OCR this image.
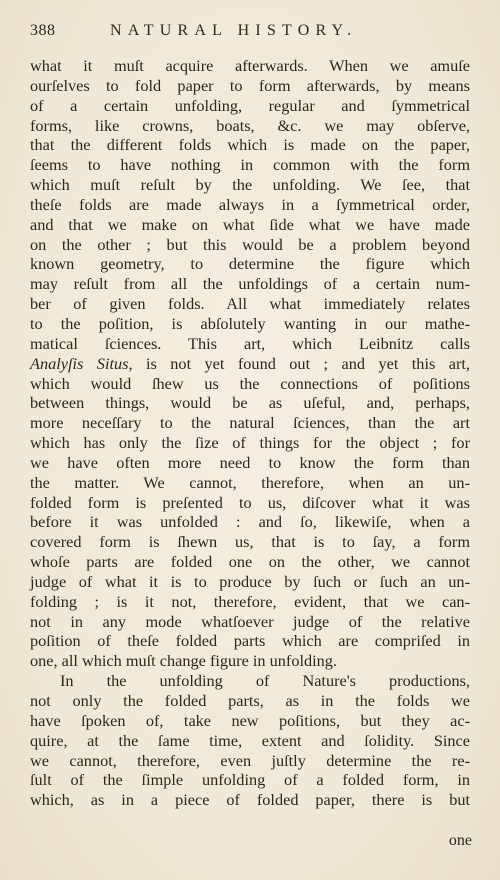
388	NATURAL HISTORY.
what it muſt acquire afterwards. When we amuſe
ourſelves to fold paper to form afterwards, by means
of a certain unfolding, regular and ſymmetrical
forms, like crowns, boats, &c. we may obſerve,
that the different folds which is made on the paper,
ſeems to have nothing in common with the form
which muſt reſult by the unfolding. We ſee, that
theſe folds are made always in a ſymmetrical order,
and that we make on what ſide what we have made
on the other ; but this would be a problem beyond
known geometry, to determine the figure which
may reſult from all the unfoldings of a certain num-
ber of given folds. All what immediately relates
to the poſition, is abſolutely wanting in our mathe-
matical ſciences. This art, which Leibnitz calls
Analyſis Situs, is not yet found out ; and yet this art,
which would ſhew us the connections of poſitions
between things, would be as uſeful, and, perhaps,
more neceſſary to the natural ſciences, than the art
which has only the ſize of things for the object ; for
we have often more need to know the form than
the matter. We cannot, therefore, when an un-
folded form is preſented to us, diſcover what it was
before it was unfolded : and ſo, likewiſe, when a
covered form is ſhewn us, that is to ſay, a form
whoſe parts are folded one on the other, we cannot
judge of what it is to produce by ſuch or ſuch an un-
folding ; is it not, therefore, evident, that we can-
not in any mode whatſoever judge of the relative
poſition of theſe folded parts which are compriſed in
one, all which muſt change figure in unfolding.
In the unfolding of Nature's productions,
not only the folded parts, as in the folds we
have ſpoken of, take new poſitions, but they ac-
quire, at the ſame time, extent and ſolidity. Since
we cannot, therefore, even juſtly determine the re-
ſult of the ſimple unfolding of a folded form, in
which, as in a piece of folded paper, there is but
one
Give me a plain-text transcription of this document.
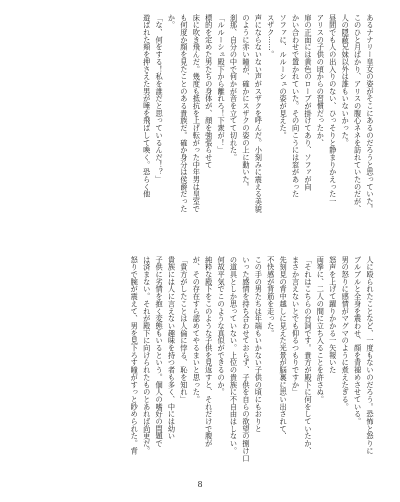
あるナナリー皇女の姿がそこにあるのだろうと思っていた。
このひと月ばかり、アリスの腹心ネネを訪れていたのだが、
人の隠蔽兄妹以外は誰もいないかった。
昼間でも人の出入りのない、ひっそりと静まりかえった一
アリスの子供の頃からの習慣だったか、
扉の正面には黄色のローブが掛けてあり、ソファが向
かい合わせで置かれていた。その向こうには窓があった
ソファに、ルルーシュの姿が見えた。
スザク……。
声にならないない声がスザクを呼んだ。小刻みに震える美貌
のように赤い瞳が、確かにスザクの姿の上に動いた。
刹那、自分の中で何かが音を立てて切れた。
「ルルーシュ殿下から離れろ！下衆が！」
標的を定めた男たちの身体が、顔を強張らせて
床に吹き飛んだ。幾度も抵抗を上げ転がった中年男は皇室で
も何度か顔を見たことのある貴族だ。確か身分は侯爵だった
か。
「な、何をする！私を誰だと思っているんだ！？」
遊ばれた頬を押さえた男が唾を飛ばして喚く。恐らく他
人に殴られたことなど、一度もないのだろう。恐怖と怒りに
ブルブルと全身を震わせ、顔を青褪めさせている。
男の怒りに感情がマグマのように煮えたぎる。
怒声を上げて躍りかかる一矢報いた
両拳に、二人の間に立ち入ることを許さぬ。
「それはこちらの台詞です。貴方が殿下に何をしていたか、
まさか言えないとでも仰るつもりですか」
先刻見の背中越しに見えた光景が脳裏に思い出されて、
不快感が背筋を走った。
この手の男たちは年端もいかない子供の頃にもおりと
いった感情を持ち合わせておらず、子供を自らの欲望の捌け口
の道具としか思っていない。上位の貴族に不自由はしない。
何故平気でこのような真似ができるのか。
純粋な殿下をこのような子供を見返すと、それだけで腹が
が、その存在すら認めてやるまいと思った。
「貴方がしたことは人倫に悖る、恥を知れ」
貴族には人に言えない趣味を持つ者も多く、中には幼い
子供に劣情を抱く変態もいるという。個人の嗜好の問題で
は済まない。それが殿下に向けられたものとあれば尚更だ。
怒りで腕が震えて、男を見下ろす瞳がすっと眇められた。背
8
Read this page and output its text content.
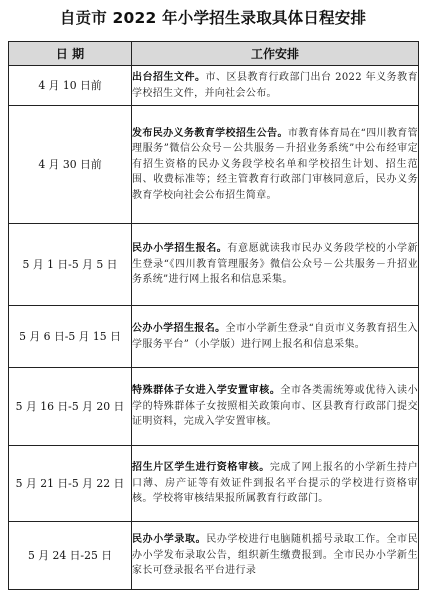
自贡市 2022 年小学招生录取具体日程安排
日 期	工作安排
4 月 10 日前	出台招生文件。市、区县教育行政部门出台 2022 年义务教育学校招生文件，并向社会公布。

4 月 30 日前	发布民办义务教育学校招生公告。市教育体育局在“四川教育管理服务”微信公众号－公共服务－升招业务系统”中公布经审定有招生资格的民办义务段学校名单和学校招生计划、招生范围、收费标准等；经主管教育行政部门审核同意后，民办义务教育学校向社会公布招生简章。

5 月 1 日-5 月 5 日	民办小学招生报名。有意愿就读我市民办义务段学校的小学新生登录“《四川教育管理服务》微信公众号－公共服务－升招业务系统”进行网上报名和信息采集。

5 月 6 日-5 月 15 日	公办小学招生报名。全市小学新生登录“自贡市义务教育招生入学服务平台”（小学版）进行网上报名和信息采集。

5 月 16 日-5 月 20 日	特殊群体子女进入学安置审核。全市各类需统筹或优待入读小学的特殊群体子女按照相关政策向市、区县教育行政部门提交证明资料，完成入学安置审核。

5 月 21 日-5 月 22 日	招生片区学生进行资格审核。完成了网上报名的小学新生持户口薄、房产证等有效证件到报名平台提示的学校进行资格审核。学校将审核结果报所属教育行政部门。

5 月 24 日-25 日	民办小学录取。民办学校进行电脑随机摇号录取工作。全市民办小学发布录取公告，组织新生缴费报到。全市民办小学新生家长可登录报名平台进行录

Instruction
Your task is to return the entries above exactly, with no pictures.

Full response
OCR this image.
388	NATURAL HISTORY.
what it muſt acquire afterwards. When we amuſe
ourſelves to fold paper to form afterwards, by means
of a certain unfolding, regular and ſymmetrical
forms, like crowns, boats, &c. we may obſerve,
that the different folds which is made on the paper,
ſeems to have nothing in common with the form
which muſt reſult by the unfolding. We ſee, that
theſe folds are made always in a ſymmetrical order,
and that we make on what ſide what we have made
on the other ; but this would be a problem beyond
known geometry, to determine the figure which
may reſult from all the unfoldings of a certain num-
ber of given folds. All what immediately relates
to the poſition, is abſolutely wanting in our mathe-
matical ſciences. This art, which Leibnitz calls
Analyſis Situs, is not yet found out ; and yet this art,
which would ſhew us the connections of poſitions
between things, would be as uſeful, and, perhaps,
more neceſſary to the natural ſciences, than the art
which has only the ſize of things for the object ; for
we have often more need to know the form than
the matter. We cannot, therefore, when an un-
folded form is preſented to us, diſcover what it was
before it was unfolded : and ſo, likewiſe, when a
covered form is ſhewn us, that is to ſay, a form
whoſe parts are folded one on the other, we cannot
judge of what it is to produce by ſuch or ſuch an un-
folding ; is it not, therefore, evident, that we can-
not in any mode whatſoever judge of the relative
poſition of theſe folded parts which are compriſed in
one, all which muſt change figure in unfolding.
In the unfolding of Nature's productions,
not only the folded parts, as in the folds we
have ſpoken of, take new poſitions, but they ac-
quire, at the ſame time, extent and ſolidity. Since
we cannot, therefore, even juſtly determine the re-
ſult of the ſimple unfolding of a folded form, in
which, as in a piece of folded paper, there is but
one
Give me a plain-text transcription of this document.
あるナナリー皇女の姿がそこにあるのだろうと思っていた。
このひと月ばかり、アリスの腹心ネネを訪れていたのだが、
人の隠蔽兄妹以外は誰もいないかった。
昼間でも人の出入りのない、ひっそりと静まりかえった一
アリスの子供の頃からの習慣だったか、
扉の正面には黄色のローブが掛けてあり、ソファが向
かい合わせで置かれていた。その向こうには窓があった
ソファに、ルルーシュの姿が見えた。
スザク……。
声にならないない声がスザクを呼んだ。小刻みに震える美貌
のように赤い瞳が、確かにスザクの姿の上に動いた。
刹那、自分の中で何かが音を立てて切れた。
「ルルーシュ殿下から離れろ！下衆が！」
標的を定めた男たちの身体が、顔を強張らせて
床に吹き飛んだ。幾度も抵抗を上げ転がった中年男は皇室で
も何度か顔を見たことのある貴族だ。確か身分は侯爵だった
か。
「な、何をする！私を誰だと思っているんだ！？」
遊ばれた頬を押さえた男が唾を飛ばして喚く。恐らく他
人に殴られたことなど、一度もないのだろう。恐怖と怒りに
ブルブルと全身を震わせ、顔を青褪めさせている。
男の怒りに感情がマグマのように煮えたぎる。
怒声を上げて躍りかかる一矢報いた
両拳に、二人の間に立ち入ることを許さぬ。
「それはこちらの台詞です。貴方が殿下に何をしていたか、
まさか言えないとでも仰るつもりですか」
先刻見の背中越しに見えた光景が脳裏に思い出されて、
不快感が背筋を走った。
この手の男たちは年端もいかない子供の頃にもおりと
いった感情を持ち合わせておらず、子供を自らの欲望の捌け口
の道具としか思っていない。上位の貴族に不自由はしない。
何故平気でこのような真似ができるのか。
純粋な殿下をこのような子供を見返すと、それだけで腹が
が、その存在すら認めてやるまいと思った。
「貴方がしたことは人倫に悖る、恥を知れ」
貴族には人に言えない趣味を持つ者も多く、中には幼い
子供に劣情を抱く変態もいるという。個人の嗜好の問題で
は済まない。それが殿下に向けられたものとあれば尚更だ。
怒りで腕が震えて、男を見下ろす瞳がすっと眇められた。背
8
Read this page and output its text content.
自贡市 2022 年小学招生录取具体日程安排
日 期	工作安排
4 月 10 日前	出台招生文件。市、区县教育行政部门出台 2022 年义务教育学校招生文件，并向社会公布。

4 月 30 日前	发布民办义务教育学校招生公告。市教育体育局在“四川教育管理服务”微信公众号－公共服务－升招业务系统”中公布经审定有招生资格的民办义务段学校名单和学校招生计划、招生范围、收费标准等；经主管教育行政部门审核同意后，民办义务教育学校向社会公布招生简章。

5 月 1 日-5 月 5 日	民办小学招生报名。有意愿就读我市民办义务段学校的小学新生登录“《四川教育管理服务》微信公众号－公共服务－升招业务系统”进行网上报名和信息采集。

5 月 6 日-5 月 15 日	公办小学招生报名。全市小学新生登录“自贡市义务教育招生入学服务平台”（小学版）进行网上报名和信息采集。

5 月 16 日-5 月 20 日	特殊群体子女进入学安置审核。全市各类需统筹或优待入读小学的特殊群体子女按照相关政策向市、区县教育行政部门提交证明资料，完成入学安置审核。

5 月 21 日-5 月 22 日	招生片区学生进行资格审核。完成了网上报名的小学新生持户口薄、房产证等有效证件到报名平台提示的学校进行资格审核。学校将审核结果报所属教育行政部门。

5 月 24 日-25 日	民办小学录取。民办学校进行电脑随机摇号录取工作。全市民办小学发布录取公告，组织新生缴费报到。全市民办小学新生家长可登录报名平台进行录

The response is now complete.